▸ **本文**

差別撤廃へ積極的に取り組む各国ナショナルセンター
−ICFTU・国際ワークショップの報告−

                                 連合 国民運動局長 林 道寛

25カ国から専門家や活動家が参加
 ICFTU(国際自由労連)は、カナダ・アイルメール市において5月6日(日)から9日(水)までの4日間、「反人種差別・反外国人差別に向けた労働組合の取り組み」をテーマにワークショップを開催した。ヨーロッパやアメリカ、アジアなど25カ国のICFTU加盟ナショナルセンターの専門家や活動家をはじめ、ICFTU本部やAPRO(アジア・太平洋地域)、AFRO(アフリカ地域)、ORIT(中央・東ヨーロッパ地域)の3地域組織の代表など35名(その内、女性は15名)が参加した。またEI(国際教育組織)、PSI(国際公務員労組)、ILOのほか地元CLC(カナダ労働組合会議)からも多数のオブザーバー参加があった。

運動に直結するワークショップに
 今回の会議では、内容が各国や地域、国際レベルでの反差別に向けた労働組合の具体的活動計画の基盤となるようにするため、あえて「会議」とせず、専門家や活動家に絞ったワークショップ形式となった。ICFTUのビル・ジョーダン書記長は開催にあたり、各国ナショナルセンターに対し、参加者対象は職場や地域で人権擁護や人種差別と闘う労働組合の活動家、市民権、移民、民族的マイノリティー、先住民問題などに取り組む職場や労働組合の担当者であることを要請した。

▸ **課題**
• a. ICFTUワークショップの報告によると、このワークショップはどこで、何日間開かれたか。
• b. ICFTUワークショップの報告のうち、「今回の会議では」で始まる段落を、主な事実を残して箇条書きにまとめなさい。
• c. ICFTUワークショップの報告を、最後の文のあとから書き継ぎなさい。
ここに続く項目は、本文とは別の出典から取ったものである。

▸ **記録データ**
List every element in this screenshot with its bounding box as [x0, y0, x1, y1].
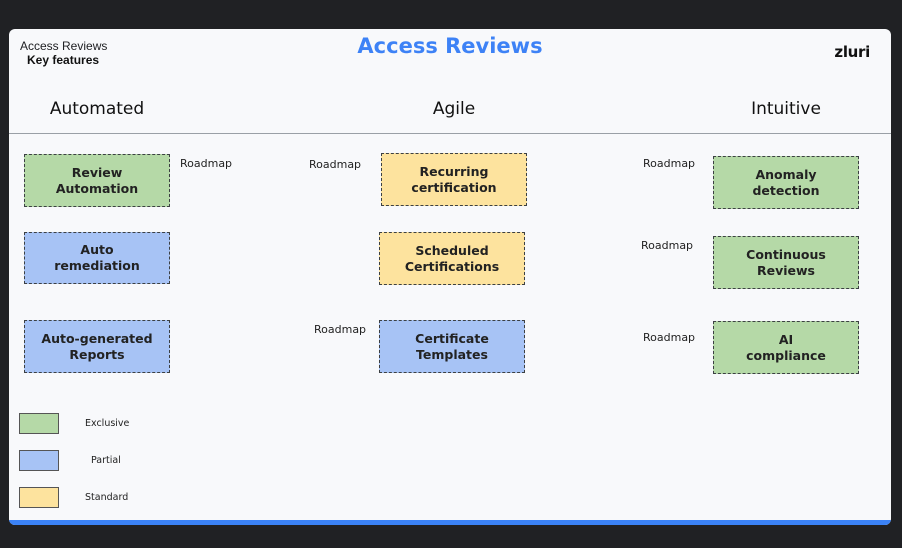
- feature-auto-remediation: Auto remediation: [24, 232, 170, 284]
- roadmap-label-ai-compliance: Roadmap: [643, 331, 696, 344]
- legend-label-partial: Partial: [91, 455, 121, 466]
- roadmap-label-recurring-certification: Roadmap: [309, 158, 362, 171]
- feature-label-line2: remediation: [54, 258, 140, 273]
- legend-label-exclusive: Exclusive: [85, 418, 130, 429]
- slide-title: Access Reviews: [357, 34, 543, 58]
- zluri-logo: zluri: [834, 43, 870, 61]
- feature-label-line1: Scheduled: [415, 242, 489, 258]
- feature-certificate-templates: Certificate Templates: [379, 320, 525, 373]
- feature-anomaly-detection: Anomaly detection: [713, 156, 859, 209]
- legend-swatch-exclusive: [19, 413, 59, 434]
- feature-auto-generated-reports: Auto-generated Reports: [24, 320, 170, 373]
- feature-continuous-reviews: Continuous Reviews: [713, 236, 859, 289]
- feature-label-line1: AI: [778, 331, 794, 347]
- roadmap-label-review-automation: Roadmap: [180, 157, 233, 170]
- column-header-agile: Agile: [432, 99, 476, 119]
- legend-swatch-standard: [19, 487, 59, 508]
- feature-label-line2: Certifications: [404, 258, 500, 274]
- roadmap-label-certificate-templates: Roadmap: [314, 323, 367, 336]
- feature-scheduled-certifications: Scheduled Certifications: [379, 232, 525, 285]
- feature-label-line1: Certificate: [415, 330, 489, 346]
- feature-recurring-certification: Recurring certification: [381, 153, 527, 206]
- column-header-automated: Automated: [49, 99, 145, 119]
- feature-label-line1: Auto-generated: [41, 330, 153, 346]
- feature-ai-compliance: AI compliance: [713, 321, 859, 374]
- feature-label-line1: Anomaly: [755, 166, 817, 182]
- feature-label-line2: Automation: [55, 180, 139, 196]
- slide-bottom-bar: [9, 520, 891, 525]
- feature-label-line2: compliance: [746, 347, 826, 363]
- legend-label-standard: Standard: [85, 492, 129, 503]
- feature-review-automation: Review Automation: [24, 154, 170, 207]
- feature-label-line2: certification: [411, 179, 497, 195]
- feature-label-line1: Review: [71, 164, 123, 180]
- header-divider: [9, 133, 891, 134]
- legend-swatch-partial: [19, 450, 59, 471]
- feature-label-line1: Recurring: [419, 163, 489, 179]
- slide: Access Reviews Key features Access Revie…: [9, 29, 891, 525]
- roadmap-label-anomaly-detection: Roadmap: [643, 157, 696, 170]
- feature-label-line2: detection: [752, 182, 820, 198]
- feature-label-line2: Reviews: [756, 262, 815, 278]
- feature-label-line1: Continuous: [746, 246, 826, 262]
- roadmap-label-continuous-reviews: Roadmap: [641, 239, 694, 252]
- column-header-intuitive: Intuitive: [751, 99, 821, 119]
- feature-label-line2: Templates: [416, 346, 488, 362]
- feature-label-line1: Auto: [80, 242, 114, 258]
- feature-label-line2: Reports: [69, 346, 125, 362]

▸ **解答**
• a. カナダ・アイルメール市で、5月6日から9日までの4日間開かれた。

• b.
・各国・地域・国際レベルで、反差別に向けた労働組合の具体的活動計画の基盤にするため、「会議」とはしなかった。
・専門家や活動家に絞ったワークショップ形式にした。
・ICFTUのビル・ジョーダン書記長は、開催にあたり各国ナショナルセンターに参加者の条件を要請した。
・求められた参加者は、職場や地域で人権擁護や人種差別と闘う労働組合の活動家である。
・市民権、移民、民族的マイノリティー、先住民問題などに取り組む職場や労働組合の担当者も対象とされた。

• c.
 ワークショップ開催の目的は、第1に本年8月31日から9月6日まで南アフリカのダーバンで開催される「人種主義、外国人排斥、不寛容に反対する国連世界会議」へのICFTUの対応及び採択される「ダーバン宣言」に対する文案の修正・補強の検討、第2に反人種差別や反移民差別についての各ナショナルセンターの取り組み報告と情報交換、第3に労働組合が取り組むべきアクションプログラムの具体化の3点である。

強調されたダーバン会議での労働組合の役割
 ワークショップでは、中核的労働基準をテーマにILOのステーブ・フォルツ氏が講演。さらに国連・人権高等弁務官のエルサ・メタプールさんがダーバン世界会議について講演を行ない、会議の成功に向けて労働組合の役割の重要性を指摘した。また同氏は「政治色の濃い議題」と前置きしてダーバン会議では中東(パレスチナ)、カースト(インド)、部落(日本)の3つの差別問題が取り上げられることも明らかにした。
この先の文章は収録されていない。